-------- SUPPLIED DATA --------
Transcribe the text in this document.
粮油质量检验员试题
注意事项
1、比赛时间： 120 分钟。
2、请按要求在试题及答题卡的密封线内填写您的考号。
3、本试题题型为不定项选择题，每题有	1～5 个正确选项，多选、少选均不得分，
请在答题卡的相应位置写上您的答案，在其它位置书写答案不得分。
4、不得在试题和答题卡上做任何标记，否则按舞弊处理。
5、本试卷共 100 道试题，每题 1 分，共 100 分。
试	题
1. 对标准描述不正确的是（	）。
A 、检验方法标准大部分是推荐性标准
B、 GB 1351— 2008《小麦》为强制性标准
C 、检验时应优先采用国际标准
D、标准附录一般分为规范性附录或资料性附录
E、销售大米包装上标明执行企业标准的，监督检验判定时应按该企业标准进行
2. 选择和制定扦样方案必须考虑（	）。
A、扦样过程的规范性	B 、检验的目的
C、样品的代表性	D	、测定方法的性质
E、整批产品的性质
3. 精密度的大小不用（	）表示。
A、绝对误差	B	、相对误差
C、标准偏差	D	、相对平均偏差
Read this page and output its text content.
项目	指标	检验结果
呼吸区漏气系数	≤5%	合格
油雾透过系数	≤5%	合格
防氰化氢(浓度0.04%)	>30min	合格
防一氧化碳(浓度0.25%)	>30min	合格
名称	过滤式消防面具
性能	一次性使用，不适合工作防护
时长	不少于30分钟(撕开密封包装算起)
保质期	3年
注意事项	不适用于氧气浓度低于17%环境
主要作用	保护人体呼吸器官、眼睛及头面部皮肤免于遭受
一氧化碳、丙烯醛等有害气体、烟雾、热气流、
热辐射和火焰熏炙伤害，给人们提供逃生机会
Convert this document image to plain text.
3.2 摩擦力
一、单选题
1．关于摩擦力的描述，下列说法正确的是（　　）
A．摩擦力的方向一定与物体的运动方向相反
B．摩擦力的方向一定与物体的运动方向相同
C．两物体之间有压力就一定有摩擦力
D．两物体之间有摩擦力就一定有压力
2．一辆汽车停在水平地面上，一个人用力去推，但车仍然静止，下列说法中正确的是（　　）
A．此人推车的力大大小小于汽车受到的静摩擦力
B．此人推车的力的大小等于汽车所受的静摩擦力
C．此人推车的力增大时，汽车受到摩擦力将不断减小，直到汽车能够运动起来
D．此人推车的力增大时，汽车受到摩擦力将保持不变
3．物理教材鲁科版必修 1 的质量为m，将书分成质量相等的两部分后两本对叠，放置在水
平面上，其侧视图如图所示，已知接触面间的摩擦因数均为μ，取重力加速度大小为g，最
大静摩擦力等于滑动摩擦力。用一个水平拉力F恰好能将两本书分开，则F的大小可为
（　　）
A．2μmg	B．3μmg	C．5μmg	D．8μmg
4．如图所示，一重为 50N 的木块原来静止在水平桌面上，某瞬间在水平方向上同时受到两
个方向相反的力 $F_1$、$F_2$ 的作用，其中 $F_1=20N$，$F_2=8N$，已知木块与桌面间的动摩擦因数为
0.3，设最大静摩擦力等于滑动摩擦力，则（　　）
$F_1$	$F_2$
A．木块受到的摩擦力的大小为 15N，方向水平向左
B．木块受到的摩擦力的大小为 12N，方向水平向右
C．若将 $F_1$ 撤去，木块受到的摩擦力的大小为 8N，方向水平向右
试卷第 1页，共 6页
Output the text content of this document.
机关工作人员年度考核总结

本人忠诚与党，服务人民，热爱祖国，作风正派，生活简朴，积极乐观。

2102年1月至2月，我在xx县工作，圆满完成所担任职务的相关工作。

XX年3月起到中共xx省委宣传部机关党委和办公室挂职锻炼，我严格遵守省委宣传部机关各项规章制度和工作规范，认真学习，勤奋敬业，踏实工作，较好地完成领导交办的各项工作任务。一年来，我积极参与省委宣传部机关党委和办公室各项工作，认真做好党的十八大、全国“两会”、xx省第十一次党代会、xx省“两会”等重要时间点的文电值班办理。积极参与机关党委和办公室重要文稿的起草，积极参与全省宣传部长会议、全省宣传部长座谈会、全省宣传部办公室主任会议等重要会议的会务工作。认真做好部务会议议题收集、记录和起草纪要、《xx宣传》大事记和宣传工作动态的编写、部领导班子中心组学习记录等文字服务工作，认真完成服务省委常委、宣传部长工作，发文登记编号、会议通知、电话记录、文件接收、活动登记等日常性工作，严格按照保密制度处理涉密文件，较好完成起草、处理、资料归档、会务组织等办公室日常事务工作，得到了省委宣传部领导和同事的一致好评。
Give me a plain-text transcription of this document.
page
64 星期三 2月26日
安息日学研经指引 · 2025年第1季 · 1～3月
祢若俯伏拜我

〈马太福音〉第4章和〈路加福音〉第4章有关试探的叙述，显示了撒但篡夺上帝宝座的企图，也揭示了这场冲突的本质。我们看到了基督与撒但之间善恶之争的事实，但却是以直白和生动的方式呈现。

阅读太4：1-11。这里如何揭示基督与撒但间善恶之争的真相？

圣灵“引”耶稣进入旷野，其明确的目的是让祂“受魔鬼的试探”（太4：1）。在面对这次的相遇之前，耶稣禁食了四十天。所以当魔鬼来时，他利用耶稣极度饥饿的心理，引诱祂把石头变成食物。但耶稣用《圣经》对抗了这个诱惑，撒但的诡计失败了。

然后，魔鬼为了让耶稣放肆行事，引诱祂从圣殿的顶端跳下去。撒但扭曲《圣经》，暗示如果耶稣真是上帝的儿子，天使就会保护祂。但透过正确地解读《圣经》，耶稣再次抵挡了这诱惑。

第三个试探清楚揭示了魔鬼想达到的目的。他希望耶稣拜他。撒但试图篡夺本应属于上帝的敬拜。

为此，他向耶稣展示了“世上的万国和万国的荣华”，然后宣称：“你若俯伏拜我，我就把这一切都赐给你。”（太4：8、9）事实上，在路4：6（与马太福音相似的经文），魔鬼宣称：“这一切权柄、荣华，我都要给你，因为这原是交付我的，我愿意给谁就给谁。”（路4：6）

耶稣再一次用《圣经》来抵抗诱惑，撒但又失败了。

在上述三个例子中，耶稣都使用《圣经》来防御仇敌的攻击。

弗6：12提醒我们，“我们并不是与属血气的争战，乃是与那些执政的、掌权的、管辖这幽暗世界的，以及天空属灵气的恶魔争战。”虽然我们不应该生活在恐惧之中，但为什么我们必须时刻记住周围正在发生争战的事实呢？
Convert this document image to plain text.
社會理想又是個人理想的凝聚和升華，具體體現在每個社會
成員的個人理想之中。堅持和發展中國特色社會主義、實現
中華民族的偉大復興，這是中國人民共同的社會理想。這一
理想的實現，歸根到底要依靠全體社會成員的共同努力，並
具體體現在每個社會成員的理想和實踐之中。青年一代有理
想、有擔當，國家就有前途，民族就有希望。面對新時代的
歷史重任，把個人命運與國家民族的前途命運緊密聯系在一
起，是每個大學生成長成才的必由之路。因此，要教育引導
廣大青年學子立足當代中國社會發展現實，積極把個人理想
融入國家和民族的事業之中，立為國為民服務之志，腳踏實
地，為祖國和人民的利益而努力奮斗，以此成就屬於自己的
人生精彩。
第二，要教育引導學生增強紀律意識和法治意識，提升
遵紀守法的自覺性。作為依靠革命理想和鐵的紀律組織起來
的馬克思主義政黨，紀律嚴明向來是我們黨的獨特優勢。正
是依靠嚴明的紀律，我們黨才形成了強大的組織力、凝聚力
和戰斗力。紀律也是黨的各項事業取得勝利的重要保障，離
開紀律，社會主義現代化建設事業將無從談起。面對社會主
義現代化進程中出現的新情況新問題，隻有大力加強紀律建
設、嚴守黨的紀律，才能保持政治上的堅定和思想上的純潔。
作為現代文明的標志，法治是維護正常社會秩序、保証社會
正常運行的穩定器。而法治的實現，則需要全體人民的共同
--------
From the line that contains "Give me a plain-text" to the last line of the material above, repeat every line exactly, keeping both the first and the last.

Give me a plain-text transcription of this document.
page
64 星期三 2月26日
安息日学研经指引 · 2025年第1季 · 1～3月
祢若俯伏拜我

〈马太福音〉第4章和〈路加福音〉第4章有关试探的叙述，显示了撒但篡夺上帝宝座的企图，也揭示了这场冲突的本质。我们看到了基督与撒但之间善恶之争的事实，但却是以直白和生动的方式呈现。

阅读太4：1-11。这里如何揭示基督与撒但间善恶之争的真相？

圣灵“引”耶稣进入旷野，其明确的目的是让祂“受魔鬼的试探”（太4：1）。在面对这次的相遇之前，耶稣禁食了四十天。所以当魔鬼来时，他利用耶稣极度饥饿的心理，引诱祂把石头变成食物。但耶稣用《圣经》对抗了这个诱惑，撒但的诡计失败了。

然后，魔鬼为了让耶稣放肆行事，引诱祂从圣殿的顶端跳下去。撒但扭曲《圣经》，暗示如果耶稣真是上帝的儿子，天使就会保护祂。但透过正确地解读《圣经》，耶稣再次抵挡了这诱惑。

第三个试探清楚揭示了魔鬼想达到的目的。他希望耶稣拜他。撒但试图篡夺本应属于上帝的敬拜。

为此，他向耶稣展示了“世上的万国和万国的荣华”，然后宣称：“你若俯伏拜我，我就把这一切都赐给你。”（太4：8、9）事实上，在路4：6（与马太福音相似的经文），魔鬼宣称：“这一切权柄、荣华，我都要给你，因为这原是交付我的，我愿意给谁就给谁。”（路4：6）

耶稣再一次用《圣经》来抵抗诱惑，撒但又失败了。

在上述三个例子中，耶稣都使用《圣经》来防御仇敌的攻击。

弗6：12提醒我们，“我们并不是与属血气的争战，乃是与那些执政的、掌权的、管辖这幽暗世界的，以及天空属灵气的恶魔争战。”虽然我们不应该生活在恐惧之中，但为什么我们必须时刻记住周围正在发生争战的事实呢？
Convert this document image to plain text.
社會理想又是個人理想的凝聚和升華，具體體現在每個社會
成員的個人理想之中。堅持和發展中國特色社會主義、實現
中華民族的偉大復興，這是中國人民共同的社會理想。這一
理想的實現，歸根到底要依靠全體社會成員的共同努力，並
具體體現在每個社會成員的理想和實踐之中。青年一代有理
想、有擔當，國家就有前途，民族就有希望。面對新時代的
歷史重任，把個人命運與國家民族的前途命運緊密聯系在一
起，是每個大學生成長成才的必由之路。因此，要教育引導
廣大青年學子立足當代中國社會發展現實，積極把個人理想
融入國家和民族的事業之中，立為國為民服務之志，腳踏實
地，為祖國和人民的利益而努力奮斗，以此成就屬於自己的
人生精彩。
第二，要教育引導學生增強紀律意識和法治意識，提升
遵紀守法的自覺性。作為依靠革命理想和鐵的紀律組織起來
的馬克思主義政黨，紀律嚴明向來是我們黨的獨特優勢。正
是依靠嚴明的紀律，我們黨才形成了強大的組織力、凝聚力
和戰斗力。紀律也是黨的各項事業取得勝利的重要保障，離
開紀律，社會主義現代化建設事業將無從談起。面對社會主
義現代化進程中出現的新情況新問題，隻有大力加強紀律建
設、嚴守黨的紀律，才能保持政治上的堅定和思想上的純潔。
作為現代文明的標志，法治是維護正常社會秩序、保証社會
正常運行的穩定器。而法治的實現，則需要全體人民的共同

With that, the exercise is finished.